• _What you should do_:
Will you output the entries below exactly, skipping every image they contain?

• _Dataset rows about figures_:
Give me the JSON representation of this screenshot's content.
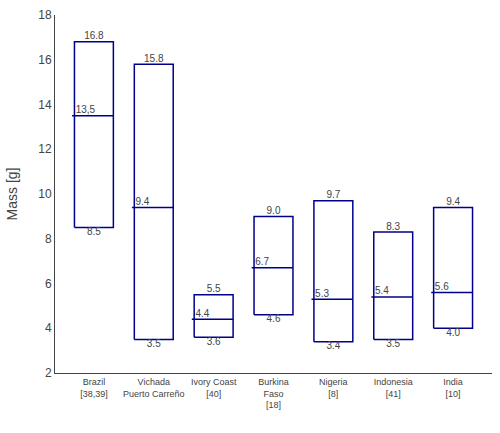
{
  "chart_data": {
    "type": "range",
    "categories": [
      "Brazil\n[38,39]",
      "Vichada\nPuerto Carreño",
      "Ivory Coast\n[40]",
      "Burkina\nFaso\n[18]",
      "Nigeria\n[8]",
      "Indonesia\n[41]",
      "India\n[10]"
    ],
    "low": [
      8.5,
      3.5,
      3.6,
      4.6,
      3.4,
      3.5,
      4.0
    ],
    "high": [
      16.8,
      15.8,
      5.5,
      9.0,
      9.7,
      8.3,
      9.4
    ],
    "values": [
      13.5,
      9.4,
      4.4,
      6.7,
      5.3,
      5.4,
      5.6
    ],
    "low_labels": [
      "8.5",
      "3.5",
      "3.6",
      "4.6",
      "3.4",
      "3.5",
      "4.0"
    ],
    "high_labels": [
      "16.8",
      "15.8",
      "5.5",
      "9.0",
      "9.7",
      "8.3",
      "9.4"
    ],
    "value_labels": [
      "13,5",
      "9.4",
      "4.4",
      "6.7",
      "5.3",
      "5.4",
      "5.6"
    ],
    "data_labels": true,
    "color": "#00008B",
    "ylabel": "Mass [g]",
    "ylim": [
      2,
      18
    ],
    "yticks": [
      2,
      4,
      6,
      8,
      10,
      12,
      14,
      16,
      18
    ],
    "grid": false
  }
}
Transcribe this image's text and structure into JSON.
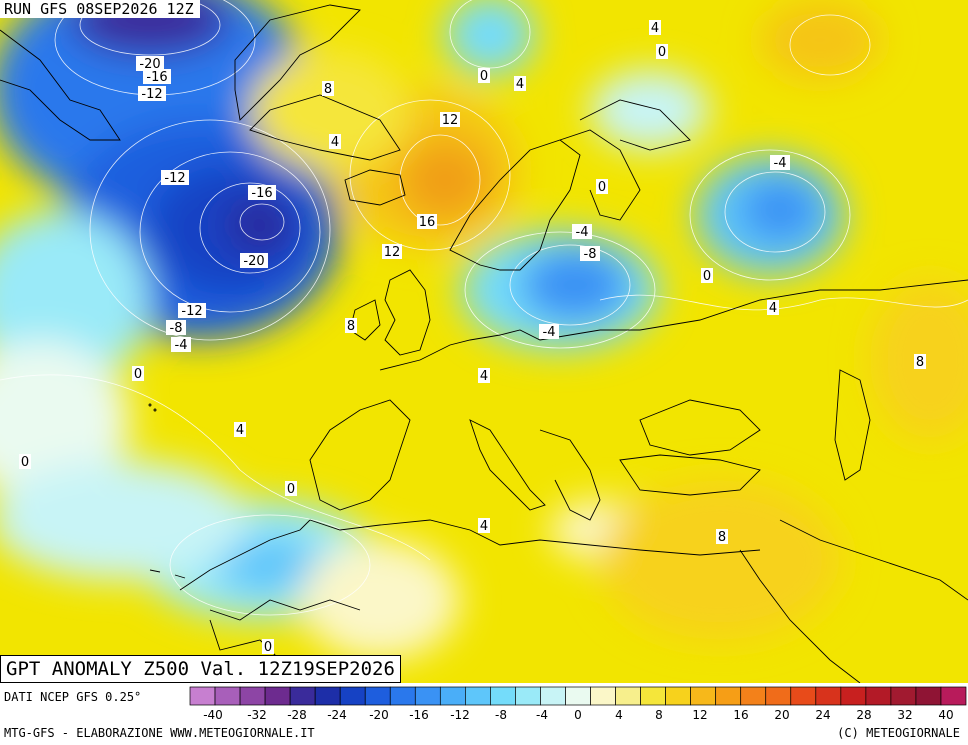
{
  "header": {
    "run": "RUN GFS 08SEP2026 12Z"
  },
  "title": "GPT ANOMALY Z500 Val. 12Z19SEP2026",
  "source": "DATI NCEP GFS 0.25°",
  "footer": {
    "left": "MTG-GFS - ELABORAZIONE WWW.METEOGIORNALE.IT",
    "right": "(C) METEOGIORNALE"
  },
  "colors": {
    "sea": "#f3e300",
    "palette": [
      "#c77fd0",
      "#a85fba",
      "#8d45a5",
      "#6d2b8f",
      "#3a2b9b",
      "#1d2ea8",
      "#1642c4",
      "#1e5ede",
      "#2a78ec",
      "#3a92f4",
      "#4aaef8",
      "#5ec6fa",
      "#74dcfa",
      "#9aeaf8",
      "#c8f4f6",
      "#eafaf0",
      "#fbf7c8",
      "#f7ef8c",
      "#f5e63a",
      "#f7d21c",
      "#f7b81a",
      "#f69e16",
      "#f3811a",
      "#f06c1a",
      "#e84b1a",
      "#d8331c",
      "#c8201f",
      "#b31a27",
      "#a11a30",
      "#8f1434",
      "#b81b5b"
    ]
  },
  "scale": {
    "ticks": [
      "-40",
      "-32",
      "-28",
      "-24",
      "-20",
      "-16",
      "-12",
      "-8",
      "-4",
      "0",
      "4",
      "8",
      "12",
      "16",
      "20",
      "24",
      "28",
      "32",
      "40"
    ]
  },
  "contour_labels": [
    {
      "v": "-20"
    },
    {
      "v": "-16"
    },
    {
      "v": "-12"
    },
    {
      "v": "8"
    },
    {
      "v": "12"
    },
    {
      "v": "4"
    },
    {
      "v": "4"
    },
    {
      "v": "0"
    },
    {
      "v": "0"
    },
    {
      "v": "4"
    },
    {
      "v": "-12"
    },
    {
      "v": "-16"
    },
    {
      "v": "16"
    },
    {
      "v": "12"
    },
    {
      "v": "-20"
    },
    {
      "v": "0"
    },
    {
      "v": "-4"
    },
    {
      "v": "-4"
    },
    {
      "v": "-8"
    },
    {
      "v": "0"
    },
    {
      "v": "4"
    },
    {
      "v": "-12"
    },
    {
      "v": "-8"
    },
    {
      "v": "-4"
    },
    {
      "v": "8"
    },
    {
      "v": "-4"
    },
    {
      "v": "8"
    },
    {
      "v": "0"
    },
    {
      "v": "4"
    },
    {
      "v": "4"
    },
    {
      "v": "0"
    },
    {
      "v": "0"
    },
    {
      "v": "4"
    },
    {
      "v": "8"
    },
    {
      "v": "0"
    }
  ]
}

• _Result_:
Give me the JSON representation of this screenshot's content.
{
  "chart_data": {
    "type": "range",
    "categories": [
      "Brazil\n[38,39]",
      "Vichada\nPuerto Carreño",
      "Ivory Coast\n[40]",
      "Burkina\nFaso\n[18]",
      "Nigeria\n[8]",
      "Indonesia\n[41]",
      "India\n[10]"
    ],
    "low": [
      8.5,
      3.5,
      3.6,
      4.6,
      3.4,
      3.5,
      4.0
    ],
    "high": [
      16.8,
      15.8,
      5.5,
      9.0,
      9.7,
      8.3,
      9.4
    ],
    "values": [
      13.5,
      9.4,
      4.4,
      6.7,
      5.3,
      5.4,
      5.6
    ],
    "low_labels": [
      "8.5",
      "3.5",
      "3.6",
      "4.6",
      "3.4",
      "3.5",
      "4.0"
    ],
    "high_labels": [
      "16.8",
      "15.8",
      "5.5",
      "9.0",
      "9.7",
      "8.3",
      "9.4"
    ],
    "value_labels": [
      "13,5",
      "9.4",
      "4.4",
      "6.7",
      "5.3",
      "5.4",
      "5.6"
    ],
    "data_labels": true,
    "color": "#00008B",
    "ylabel": "Mass [g]",
    "ylim": [
      2,
      18
    ],
    "yticks": [
      2,
      4,
      6,
      8,
      10,
      12,
      14,
      16,
      18
    ],
    "grid": false
  }
}
Transcribe this image's text and structure into JSON.
{
  "header": {
    "run": "RUN GFS 08SEP2026 12Z"
  },
  "title": "GPT ANOMALY Z500 Val. 12Z19SEP2026",
  "source": "DATI NCEP GFS 0.25°",
  "footer": {
    "left": "MTG-GFS - ELABORAZIONE WWW.METEOGIORNALE.IT",
    "right": "(C) METEOGIORNALE"
  },
  "colors": {
    "sea": "#f3e300",
    "palette": [
      "#c77fd0",
      "#a85fba",
      "#8d45a5",
      "#6d2b8f",
      "#3a2b9b",
      "#1d2ea8",
      "#1642c4",
      "#1e5ede",
      "#2a78ec",
      "#3a92f4",
      "#4aaef8",
      "#5ec6fa",
      "#74dcfa",
      "#9aeaf8",
      "#c8f4f6",
      "#eafaf0",
      "#fbf7c8",
      "#f7ef8c",
      "#f5e63a",
      "#f7d21c",
      "#f7b81a",
      "#f69e16",
      "#f3811a",
      "#f06c1a",
      "#e84b1a",
      "#d8331c",
      "#c8201f",
      "#b31a27",
      "#a11a30",
      "#8f1434",
      "#b81b5b"
    ]
  },
  "scale": {
    "ticks": [
      "-40",
      "-32",
      "-28",
      "-24",
      "-20",
      "-16",
      "-12",
      "-8",
      "-4",
      "0",
      "4",
      "8",
      "12",
      "16",
      "20",
      "24",
      "28",
      "32",
      "40"
    ]
  },
  "contour_labels": [
    {
      "v": "-20"
    },
    {
      "v": "-16"
    },
    {
      "v": "-12"
    },
    {
      "v": "8"
    },
    {
      "v": "12"
    },
    {
      "v": "4"
    },
    {
      "v": "4"
    },
    {
      "v": "0"
    },
    {
      "v": "0"
    },
    {
      "v": "4"
    },
    {
      "v": "-12"
    },
    {
      "v": "-16"
    },
    {
      "v": "16"
    },
    {
      "v": "12"
    },
    {
      "v": "-20"
    },
    {
      "v": "0"
    },
    {
      "v": "-4"
    },
    {
      "v": "-4"
    },
    {
      "v": "-8"
    },
    {
      "v": "0"
    },
    {
      "v": "4"
    },
    {
      "v": "-12"
    },
    {
      "v": "-8"
    },
    {
      "v": "-4"
    },
    {
      "v": "8"
    },
    {
      "v": "-4"
    },
    {
      "v": "8"
    },
    {
      "v": "0"
    },
    {
      "v": "4"
    },
    {
      "v": "4"
    },
    {
      "v": "0"
    },
    {
      "v": "0"
    },
    {
      "v": "4"
    },
    {
      "v": "8"
    },
    {
      "v": "0"
    }
  ]
}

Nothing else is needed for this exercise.